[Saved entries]
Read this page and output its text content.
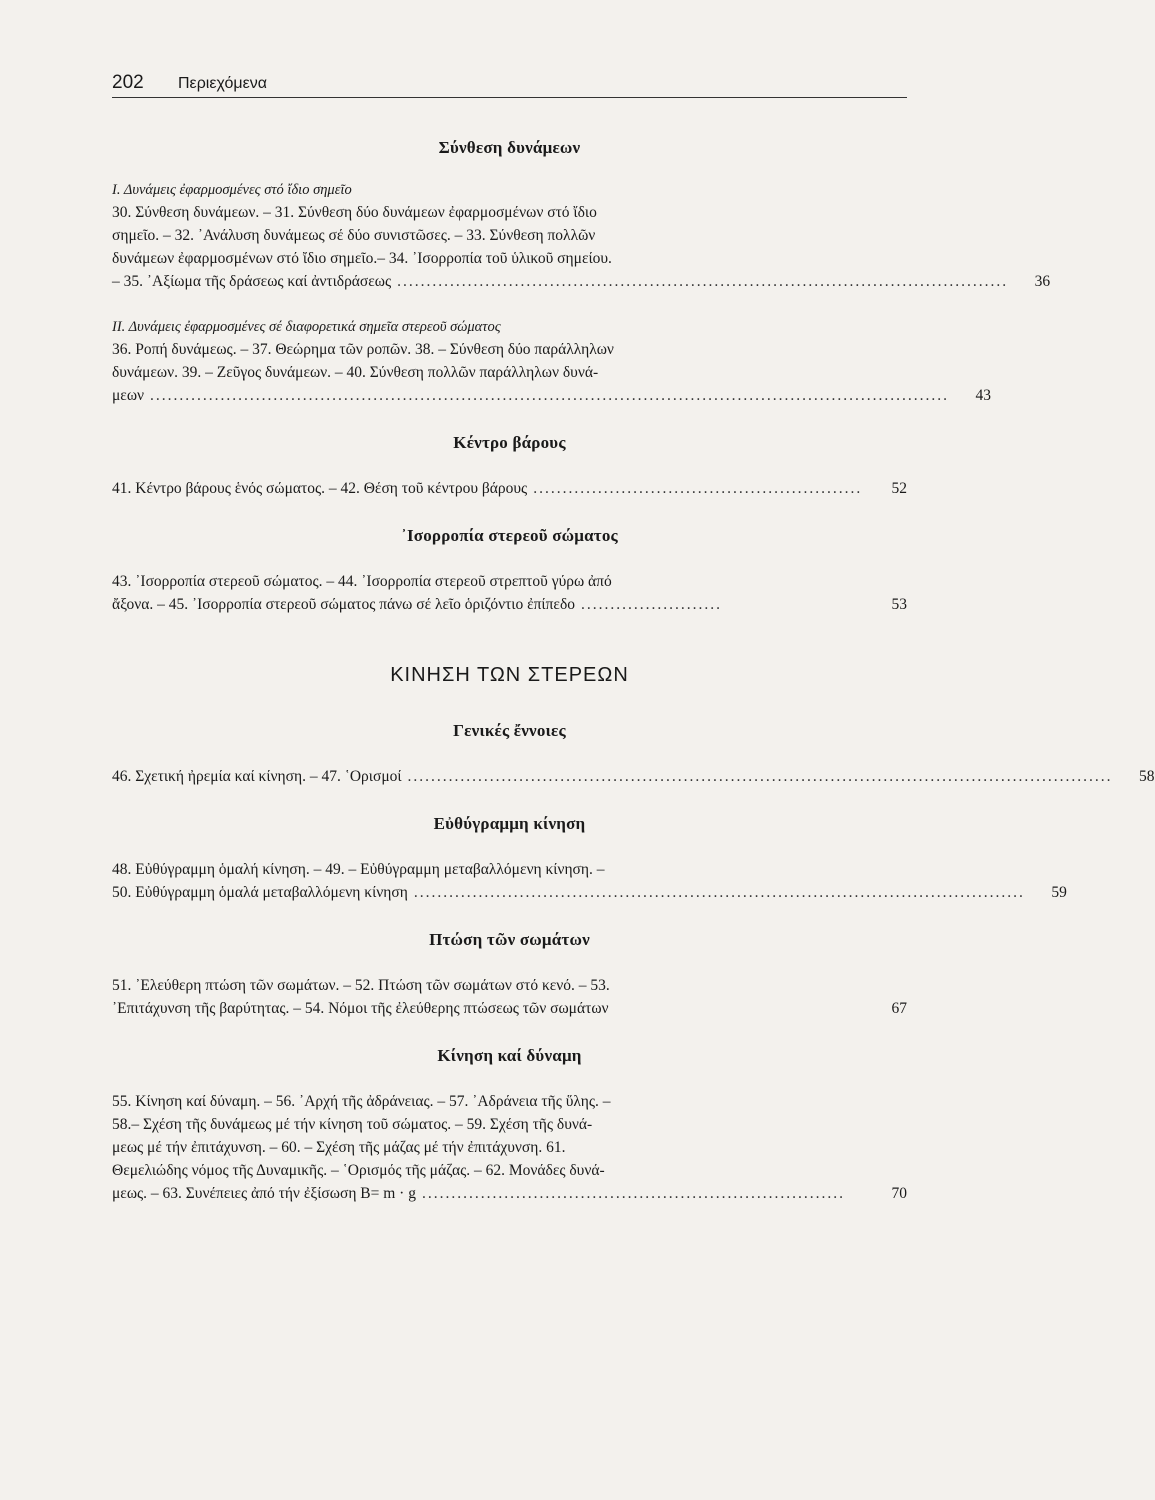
202 Περιεχόμενα
Σύνθεση δυνάμεων
Ι. Δυνάμεις ἐφαρμοσμένες στό ἴδιο σημεῖο
30. Σύνθεση δυνάμεων. – 31. Σύνθεση δύο δυνάμεων ἐφαρμοσμένων στό ἴδιο
σημεῖο. – 32. ᾿Ανάλυση δυνάμεως σέ δύο συνιστῶσες. – 33. Σύνθεση πολλῶν
δυνάμεων ἐφαρμοσμένων στό ἴδιο σημεῖο.– 34. ᾿Ισορροπία τοῦ ὑλικοῦ σημείου.
– 35. ᾿Αξίωμα τῆς δράσεως καί ἀντιδράσεως ........................................................................................................	36
ΙΙ. Δυνάμεις ἐφαρμοσμένες σέ διαφορετικά σημεῖα στερεοῦ σώματος
36. Ροπή δυνάμεως. – 37. Θεώρημα τῶν ροπῶν. 38. – Σύνθεση δύο παράλληλων
δυνάμεων. 39. – Ζεῦγος δυνάμεων. – 40. Σύνθεση πολλῶν παράλληλων δυνά-
μεων ........................................................................................................................................	43
Κέντρο βάρους
41. Κέντρο βάρους ἑνός σώματος. – 42. Θέση τοῦ κέντρου βάρους ........................................................	52
᾿Ισορροπία στερεοῦ σώματος
43. ᾿Ισορροπία στερεοῦ σώματος. – 44. ᾿Ισορροπία στερεοῦ στρεπτοῦ γύρω ἀπό
ἄξονα. – 45. ᾿Ισορροπία στερεοῦ σώματος πάνω σέ λεῖο ὁριζόντιο ἐπίπεδο ........................	53
ΚΙΝΗΣΗ ΤΩΝ ΣΤΕΡΕΩΝ
Γενικές ἔννοιες
46. Σχετική ἠρεμία καί κίνηση. – 47. ῾Ορισμοί ........................................................................................................................	58
Εὐθύγραμμη κίνηση
48. Εὐθύγραμμη ὁμαλή κίνηση. – 49. – Εὐθύγραμμη μεταβαλλόμενη κίνηση. –
50. Εὐθύγραμμη ὁμαλά μεταβαλλόμενη κίνηση ........................................................................................................	59
Πτώση τῶν σωμάτων
51. ᾿Ελεύθερη πτώση τῶν σωμάτων. – 52. Πτώση τῶν σωμάτων στό κενό. – 53.
᾿Επιτάχυνση τῆς βαρύτητας. – 54. Νόμοι τῆς ἐλεύθερης πτώσεως τῶν σωμάτων	67
Κίνηση καί δύναμη
55. Κίνηση καί δύναμη. – 56. ᾿Αρχή τῆς ἀδράνειας. – 57. ᾿Αδράνεια τῆς ὕλης. –
58.– Σχέση τῆς δυνάμεως μέ τήν κίνηση τοῦ σώματος. – 59. Σχέση τῆς δυνά-
μεως μέ τήν ἐπιτάχυνση. – 60. – Σχέση τῆς μάζας μέ τήν ἐπιτάχυνση. 61.
Θεμελιώδης νόμος τῆς Δυναμικῆς. – ῾Ορισμός τῆς μάζας. – 62. Μονάδες δυνά-
μεως. – 63. Συνέπειες ἀπό τήν ἐξίσωση B= m · g ........................................................................	70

[Written problem]
All preceding records should be duplicated verbatim, images excepted.

[Correct answer]
Read this page and output its text content.
202 Περιεχόμενα
Σύνθεση δυνάμεων
Ι. Δυνάμεις ἐφαρμοσμένες στό ἴδιο σημεῖο
30. Σύνθεση δυνάμεων. – 31. Σύνθεση δύο δυνάμεων ἐφαρμοσμένων στό ἴδιο
σημεῖο. – 32. ᾿Ανάλυση δυνάμεως σέ δύο συνιστῶσες. – 33. Σύνθεση πολλῶν
δυνάμεων ἐφαρμοσμένων στό ἴδιο σημεῖο.– 34. ᾿Ισορροπία τοῦ ὑλικοῦ σημείου.
– 35. ᾿Αξίωμα τῆς δράσεως καί ἀντιδράσεως ........................................................................................................	36
ΙΙ. Δυνάμεις ἐφαρμοσμένες σέ διαφορετικά σημεῖα στερεοῦ σώματος
36. Ροπή δυνάμεως. – 37. Θεώρημα τῶν ροπῶν. 38. – Σύνθεση δύο παράλληλων
δυνάμεων. 39. – Ζεῦγος δυνάμεων. – 40. Σύνθεση πολλῶν παράλληλων δυνά-
μεων ........................................................................................................................................	43
Κέντρο βάρους
41. Κέντρο βάρους ἑνός σώματος. – 42. Θέση τοῦ κέντρου βάρους ........................................................	52
᾿Ισορροπία στερεοῦ σώματος
43. ᾿Ισορροπία στερεοῦ σώματος. – 44. ᾿Ισορροπία στερεοῦ στρεπτοῦ γύρω ἀπό
ἄξονα. – 45. ᾿Ισορροπία στερεοῦ σώματος πάνω σέ λεῖο ὁριζόντιο ἐπίπεδο ........................	53
ΚΙΝΗΣΗ ΤΩΝ ΣΤΕΡΕΩΝ
Γενικές ἔννοιες
46. Σχετική ἠρεμία καί κίνηση. – 47. ῾Ορισμοί ........................................................................................................................	58
Εὐθύγραμμη κίνηση
48. Εὐθύγραμμη ὁμαλή κίνηση. – 49. – Εὐθύγραμμη μεταβαλλόμενη κίνηση. –
50. Εὐθύγραμμη ὁμαλά μεταβαλλόμενη κίνηση ........................................................................................................	59
Πτώση τῶν σωμάτων
51. ᾿Ελεύθερη πτώση τῶν σωμάτων. – 52. Πτώση τῶν σωμάτων στό κενό. – 53.
᾿Επιτάχυνση τῆς βαρύτητας. – 54. Νόμοι τῆς ἐλεύθερης πτώσεως τῶν σωμάτων	67
Κίνηση καί δύναμη
55. Κίνηση καί δύναμη. – 56. ᾿Αρχή τῆς ἀδράνειας. – 57. ᾿Αδράνεια τῆς ὕλης. –
58.– Σχέση τῆς δυνάμεως μέ τήν κίνηση τοῦ σώματος. – 59. Σχέση τῆς δυνά-
μεως μέ τήν ἐπιτάχυνση. – 60. – Σχέση τῆς μάζας μέ τήν ἐπιτάχυνση. 61.
Θεμελιώδης νόμος τῆς Δυναμικῆς. – ῾Ορισμός τῆς μάζας. – 62. Μονάδες δυνά-
μεως. – 63. Συνέπειες ἀπό τήν ἐξίσωση B= m · g ........................................................................	70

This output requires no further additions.